### TASK
Reproduce the listing below verbatim.

### SUPPLIED DATA
***

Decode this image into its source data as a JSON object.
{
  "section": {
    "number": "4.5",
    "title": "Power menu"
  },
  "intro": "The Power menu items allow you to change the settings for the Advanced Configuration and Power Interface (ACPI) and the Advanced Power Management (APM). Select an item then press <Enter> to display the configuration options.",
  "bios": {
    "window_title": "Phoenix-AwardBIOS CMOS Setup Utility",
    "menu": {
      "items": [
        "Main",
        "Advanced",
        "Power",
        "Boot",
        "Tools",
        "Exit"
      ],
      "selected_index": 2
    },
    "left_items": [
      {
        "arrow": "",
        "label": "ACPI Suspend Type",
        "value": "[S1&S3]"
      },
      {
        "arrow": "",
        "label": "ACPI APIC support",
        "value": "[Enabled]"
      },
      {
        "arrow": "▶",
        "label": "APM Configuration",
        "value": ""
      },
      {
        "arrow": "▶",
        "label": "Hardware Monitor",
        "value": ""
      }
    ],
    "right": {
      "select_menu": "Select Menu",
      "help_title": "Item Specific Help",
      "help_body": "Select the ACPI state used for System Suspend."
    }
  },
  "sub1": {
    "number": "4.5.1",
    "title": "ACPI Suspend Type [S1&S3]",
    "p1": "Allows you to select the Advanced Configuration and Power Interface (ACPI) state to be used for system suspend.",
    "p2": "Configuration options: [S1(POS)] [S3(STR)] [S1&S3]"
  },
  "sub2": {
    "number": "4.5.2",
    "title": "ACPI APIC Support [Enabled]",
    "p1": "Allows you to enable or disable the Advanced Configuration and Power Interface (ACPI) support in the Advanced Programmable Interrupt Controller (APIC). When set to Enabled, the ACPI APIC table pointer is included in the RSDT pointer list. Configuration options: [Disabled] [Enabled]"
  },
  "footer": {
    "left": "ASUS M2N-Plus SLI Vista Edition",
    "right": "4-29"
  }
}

***

### EXERCISE ANSWER
Decode this image into its source data as a JSON object.
{
  "section": {
    "number": "4.5",
    "title": "Power menu"
  },
  "intro": "The Power menu items allow you to change the settings for the Advanced Configuration and Power Interface (ACPI) and the Advanced Power Management (APM). Select an item then press <Enter> to display the configuration options.",
  "bios": {
    "window_title": "Phoenix-AwardBIOS CMOS Setup Utility",
    "menu": {
      "items": [
        "Main",
        "Advanced",
        "Power",
        "Boot",
        "Tools",
        "Exit"
      ],
      "selected_index": 2
    },
    "left_items": [
      {
        "arrow": "",
        "label": "ACPI Suspend Type",
        "value": "[S1&S3]"
      },
      {
        "arrow": "",
        "label": "ACPI APIC support",
        "value": "[Enabled]"
      },
      {
        "arrow": "▶",
        "label": "APM Configuration",
        "value": ""
      },
      {
        "arrow": "▶",
        "label": "Hardware Monitor",
        "value": ""
      }
    ],
    "right": {
      "select_menu": "Select Menu",
      "help_title": "Item Specific Help",
      "help_body": "Select the ACPI state used for System Suspend."
    }
  },
  "sub1": {
    "number": "4.5.1",
    "title": "ACPI Suspend Type [S1&S3]",
    "p1": "Allows you to select the Advanced Configuration and Power Interface (ACPI) state to be used for system suspend.",
    "p2": "Configuration options: [S1(POS)] [S3(STR)] [S1&S3]"
  },
  "sub2": {
    "number": "4.5.2",
    "title": "ACPI APIC Support [Enabled]",
    "p1": "Allows you to enable or disable the Advanced Configuration and Power Interface (ACPI) support in the Advanced Programmable Interrupt Controller (APIC). When set to Enabled, the ACPI APIC table pointer is included in the RSDT pointer list. Configuration options: [Disabled] [Enabled]"
  },
  "footer": {
    "left": "ASUS M2N-Plus SLI Vista Edition",
    "right": "4-29"
  }
}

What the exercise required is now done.